— Page extract —
Through an analysis of this relationship, between Federalism and Indigenous Affairs the essay will argue that the current phase of federalism, described as Rudds collaborative cooperative federalism, combined with a maturing approach to Indigenous Affairs, if maintained, could see significant benefits to Indigenous Australians. The Constitution designed to protect rights In designing the constitution, the framers drew on the constitutional arrangements of both Britain and the United States (Saunders 2002: 85).

They adopted the principles and institutions of responsible government but rejected a comprehensive Bill of Rights. Some features of Australias federation include a high degree of autonomy for the government institutions of the Commonwealth and the States, a division of power, and a judicial authority to determine whether either level of government had exceeded its powers (Fenna 2007: 176) Supporters of the this federal system argue that this division of power provides greater security for individual freedoms and liberty (Fenna 2007: 178).

— Job A —
Copy the federalism essay excerpt word for word, between "They adopted the" and "(Fenna 2007: 178).", inclusive.
— Job B —
Condense the paragraph of the federalism essay excerpt that begins "They adopted the principles" into a short bulleted list that keeps its main facts.
The material placed after this essay excerpt isn't needed.

— Extracted data —
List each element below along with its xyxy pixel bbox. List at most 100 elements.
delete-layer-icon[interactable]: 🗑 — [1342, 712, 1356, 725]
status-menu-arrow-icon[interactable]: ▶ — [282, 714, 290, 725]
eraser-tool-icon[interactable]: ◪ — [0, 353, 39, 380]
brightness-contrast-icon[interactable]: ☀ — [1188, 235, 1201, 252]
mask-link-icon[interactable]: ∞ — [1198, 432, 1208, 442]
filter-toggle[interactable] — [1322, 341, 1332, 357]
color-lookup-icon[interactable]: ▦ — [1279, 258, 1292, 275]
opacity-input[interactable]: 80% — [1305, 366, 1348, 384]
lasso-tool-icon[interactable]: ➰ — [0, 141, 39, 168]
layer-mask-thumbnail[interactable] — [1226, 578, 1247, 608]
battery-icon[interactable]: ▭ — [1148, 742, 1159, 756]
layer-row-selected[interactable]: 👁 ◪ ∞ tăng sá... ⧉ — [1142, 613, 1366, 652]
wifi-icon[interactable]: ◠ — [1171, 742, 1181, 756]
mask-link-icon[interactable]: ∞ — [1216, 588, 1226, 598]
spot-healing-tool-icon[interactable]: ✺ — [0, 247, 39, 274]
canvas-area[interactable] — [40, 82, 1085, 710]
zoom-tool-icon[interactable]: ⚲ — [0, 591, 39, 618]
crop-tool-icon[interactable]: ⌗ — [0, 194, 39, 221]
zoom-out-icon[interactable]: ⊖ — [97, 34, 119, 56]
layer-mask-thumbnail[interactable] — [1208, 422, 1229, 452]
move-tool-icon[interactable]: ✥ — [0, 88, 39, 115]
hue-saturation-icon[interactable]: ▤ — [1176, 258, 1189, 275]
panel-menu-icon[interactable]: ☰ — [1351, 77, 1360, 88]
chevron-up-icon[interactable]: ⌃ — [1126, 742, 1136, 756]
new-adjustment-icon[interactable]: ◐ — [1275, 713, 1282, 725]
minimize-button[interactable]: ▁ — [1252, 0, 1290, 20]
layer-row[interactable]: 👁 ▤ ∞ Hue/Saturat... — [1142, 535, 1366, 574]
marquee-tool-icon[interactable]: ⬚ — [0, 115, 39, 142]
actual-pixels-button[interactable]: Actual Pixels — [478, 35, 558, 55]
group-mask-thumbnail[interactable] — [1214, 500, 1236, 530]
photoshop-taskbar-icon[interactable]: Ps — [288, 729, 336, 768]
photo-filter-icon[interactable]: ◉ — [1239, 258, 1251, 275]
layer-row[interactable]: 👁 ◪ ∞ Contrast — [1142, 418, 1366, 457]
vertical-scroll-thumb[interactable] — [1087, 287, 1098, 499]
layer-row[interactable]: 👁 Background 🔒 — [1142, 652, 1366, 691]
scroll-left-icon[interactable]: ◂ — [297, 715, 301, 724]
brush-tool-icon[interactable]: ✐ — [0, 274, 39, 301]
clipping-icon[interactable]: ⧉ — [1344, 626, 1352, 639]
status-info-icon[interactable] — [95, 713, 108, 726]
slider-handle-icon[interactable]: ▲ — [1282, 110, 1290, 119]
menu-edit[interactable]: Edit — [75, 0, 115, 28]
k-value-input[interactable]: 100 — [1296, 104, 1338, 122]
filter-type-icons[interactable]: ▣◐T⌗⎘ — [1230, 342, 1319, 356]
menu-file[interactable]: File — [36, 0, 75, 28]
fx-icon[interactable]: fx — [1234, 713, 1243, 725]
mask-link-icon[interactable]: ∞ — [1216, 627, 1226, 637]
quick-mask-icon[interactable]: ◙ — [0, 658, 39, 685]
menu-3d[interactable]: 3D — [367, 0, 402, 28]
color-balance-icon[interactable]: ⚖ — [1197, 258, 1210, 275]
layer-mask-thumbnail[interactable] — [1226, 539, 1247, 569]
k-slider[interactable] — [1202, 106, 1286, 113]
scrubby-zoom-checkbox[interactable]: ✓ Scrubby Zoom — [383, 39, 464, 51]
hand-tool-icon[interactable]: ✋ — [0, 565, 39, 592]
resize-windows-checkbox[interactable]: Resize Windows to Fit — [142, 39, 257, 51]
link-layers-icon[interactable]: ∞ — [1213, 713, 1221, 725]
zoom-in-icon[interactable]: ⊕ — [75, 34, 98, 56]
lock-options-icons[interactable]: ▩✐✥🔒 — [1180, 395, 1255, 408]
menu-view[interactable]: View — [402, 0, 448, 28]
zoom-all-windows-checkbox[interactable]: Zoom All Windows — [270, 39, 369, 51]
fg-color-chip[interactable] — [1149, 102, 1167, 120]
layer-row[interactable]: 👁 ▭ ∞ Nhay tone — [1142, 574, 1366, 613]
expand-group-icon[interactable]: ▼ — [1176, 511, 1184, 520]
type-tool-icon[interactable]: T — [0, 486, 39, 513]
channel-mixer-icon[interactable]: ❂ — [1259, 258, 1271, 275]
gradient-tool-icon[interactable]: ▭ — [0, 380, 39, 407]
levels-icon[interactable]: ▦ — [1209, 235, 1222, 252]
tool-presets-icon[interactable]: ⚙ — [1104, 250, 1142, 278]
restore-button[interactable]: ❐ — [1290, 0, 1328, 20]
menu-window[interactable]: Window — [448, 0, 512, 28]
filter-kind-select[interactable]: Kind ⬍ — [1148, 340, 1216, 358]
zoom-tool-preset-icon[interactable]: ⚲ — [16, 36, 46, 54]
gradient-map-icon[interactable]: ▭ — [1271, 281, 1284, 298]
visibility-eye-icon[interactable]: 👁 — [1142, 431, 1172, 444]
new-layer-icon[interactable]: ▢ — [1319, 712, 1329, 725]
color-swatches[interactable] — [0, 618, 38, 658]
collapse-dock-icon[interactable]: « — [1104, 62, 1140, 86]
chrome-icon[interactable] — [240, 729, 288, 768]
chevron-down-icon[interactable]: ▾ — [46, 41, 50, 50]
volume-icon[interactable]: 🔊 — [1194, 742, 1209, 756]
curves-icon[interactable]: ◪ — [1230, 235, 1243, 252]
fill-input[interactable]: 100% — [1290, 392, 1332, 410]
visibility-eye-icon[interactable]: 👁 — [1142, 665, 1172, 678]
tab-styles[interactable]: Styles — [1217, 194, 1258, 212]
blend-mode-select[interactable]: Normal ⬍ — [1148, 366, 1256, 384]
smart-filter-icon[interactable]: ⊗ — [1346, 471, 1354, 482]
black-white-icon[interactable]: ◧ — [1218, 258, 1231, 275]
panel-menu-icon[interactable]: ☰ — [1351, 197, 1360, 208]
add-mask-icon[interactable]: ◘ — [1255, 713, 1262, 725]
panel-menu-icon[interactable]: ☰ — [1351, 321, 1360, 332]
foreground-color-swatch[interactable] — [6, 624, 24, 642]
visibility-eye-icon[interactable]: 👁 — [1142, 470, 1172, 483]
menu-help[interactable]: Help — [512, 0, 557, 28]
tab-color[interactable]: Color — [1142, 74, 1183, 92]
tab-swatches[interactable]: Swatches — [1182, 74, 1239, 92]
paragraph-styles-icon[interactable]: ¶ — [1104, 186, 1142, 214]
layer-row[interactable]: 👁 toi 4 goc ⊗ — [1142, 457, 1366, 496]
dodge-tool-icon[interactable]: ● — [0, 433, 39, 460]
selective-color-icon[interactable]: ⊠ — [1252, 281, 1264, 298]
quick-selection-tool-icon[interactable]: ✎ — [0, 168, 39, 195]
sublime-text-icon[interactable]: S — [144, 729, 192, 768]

— Answer A —
They adopted the principles and institutions of responsible government but rejected a comprehensive Bill of Rights. Some features of Australias federation include a high degree of autonomy for the government institutions of the Commonwealth and the States, a division of power, and a judicial authority to determine whether either level of government had exceeded its powers (Fenna 2007: 176) Supporters of the this federal system argue that this division of power provides greater security for individual freedoms and liberty (Fenna 2007: 178).

— Answer B —
- The framers adopted the principles and institutions of responsible government but rejected a comprehensive Bill of Rights.
- Features of Australia's federation include:
  - a high degree of autonomy for Commonwealth and State government institutions
  - a division of power
  - a judicial authority to determine whether either level of government exceeded its powers (Fenna 2007: 176)
- Supporters argue this division of power gives greater security for individual freedoms and liberty (Fenna 2007: 178).